(Stored dataset items)
================================

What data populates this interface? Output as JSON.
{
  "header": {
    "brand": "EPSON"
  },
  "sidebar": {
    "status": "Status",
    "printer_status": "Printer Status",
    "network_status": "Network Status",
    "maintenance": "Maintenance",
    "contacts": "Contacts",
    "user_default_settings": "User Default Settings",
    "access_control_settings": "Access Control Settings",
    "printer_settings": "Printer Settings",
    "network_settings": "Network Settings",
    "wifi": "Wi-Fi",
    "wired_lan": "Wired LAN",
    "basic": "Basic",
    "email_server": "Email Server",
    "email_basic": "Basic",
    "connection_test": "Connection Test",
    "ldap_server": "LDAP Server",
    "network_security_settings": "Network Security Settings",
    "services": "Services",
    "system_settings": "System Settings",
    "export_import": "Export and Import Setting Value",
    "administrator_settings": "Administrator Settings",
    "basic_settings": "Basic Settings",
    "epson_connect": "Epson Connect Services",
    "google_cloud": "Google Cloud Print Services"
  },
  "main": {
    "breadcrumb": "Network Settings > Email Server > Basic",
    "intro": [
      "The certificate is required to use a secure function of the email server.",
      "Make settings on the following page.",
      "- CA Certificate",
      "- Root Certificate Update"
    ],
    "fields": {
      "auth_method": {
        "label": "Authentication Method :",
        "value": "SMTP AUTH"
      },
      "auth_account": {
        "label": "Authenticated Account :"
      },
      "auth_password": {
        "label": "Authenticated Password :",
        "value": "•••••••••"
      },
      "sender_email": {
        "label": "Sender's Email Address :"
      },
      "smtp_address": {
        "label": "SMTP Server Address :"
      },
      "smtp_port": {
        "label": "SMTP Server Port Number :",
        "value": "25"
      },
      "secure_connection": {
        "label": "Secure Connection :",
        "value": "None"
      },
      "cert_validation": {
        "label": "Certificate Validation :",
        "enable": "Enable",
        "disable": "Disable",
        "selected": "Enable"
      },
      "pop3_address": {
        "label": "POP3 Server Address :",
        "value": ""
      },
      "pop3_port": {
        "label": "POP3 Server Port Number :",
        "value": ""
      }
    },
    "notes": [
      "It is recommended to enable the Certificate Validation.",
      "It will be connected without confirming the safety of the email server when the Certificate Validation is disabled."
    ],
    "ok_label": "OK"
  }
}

================================

(Challenge): Quote each line of the listing above exactly.

(The answer):
What data populates this interface? Output as JSON.
{
  "header": {
    "brand": "EPSON"
  },
  "sidebar": {
    "status": "Status",
    "printer_status": "Printer Status",
    "network_status": "Network Status",
    "maintenance": "Maintenance",
    "contacts": "Contacts",
    "user_default_settings": "User Default Settings",
    "access_control_settings": "Access Control Settings",
    "printer_settings": "Printer Settings",
    "network_settings": "Network Settings",
    "wifi": "Wi-Fi",
    "wired_lan": "Wired LAN",
    "basic": "Basic",
    "email_server": "Email Server",
    "email_basic": "Basic",
    "connection_test": "Connection Test",
    "ldap_server": "LDAP Server",
    "network_security_settings": "Network Security Settings",
    "services": "Services",
    "system_settings": "System Settings",
    "export_import": "Export and Import Setting Value",
    "administrator_settings": "Administrator Settings",
    "basic_settings": "Basic Settings",
    "epson_connect": "Epson Connect Services",
    "google_cloud": "Google Cloud Print Services"
  },
  "main": {
    "breadcrumb": "Network Settings > Email Server > Basic",
    "intro": [
      "The certificate is required to use a secure function of the email server.",
      "Make settings on the following page.",
      "- CA Certificate",
      "- Root Certificate Update"
    ],
    "fields": {
      "auth_method": {
        "label": "Authentication Method :",
        "value": "SMTP AUTH"
      },
      "auth_account": {
        "label": "Authenticated Account :"
      },
      "auth_password": {
        "label": "Authenticated Password :",
        "value": "•••••••••"
      },
      "sender_email": {
        "label": "Sender's Email Address :"
      },
      "smtp_address": {
        "label": "SMTP Server Address :"
      },
      "smtp_port": {
        "label": "SMTP Server Port Number :",
        "value": "25"
      },
      "secure_connection": {
        "label": "Secure Connection :",
        "value": "None"
      },
      "cert_validation": {
        "label": "Certificate Validation :",
        "enable": "Enable",
        "disable": "Disable",
        "selected": "Enable"
      },
      "pop3_address": {
        "label": "POP3 Server Address :",
        "value": ""
      },
      "pop3_port": {
        "label": "POP3 Server Port Number :",
        "value": ""
      }
    },
    "notes": [
      "It is recommended to enable the Certificate Validation.",
      "It will be connected without confirming the safety of the email server when the Certificate Validation is disabled."
    ],
    "ok_label": "OK"
  }
}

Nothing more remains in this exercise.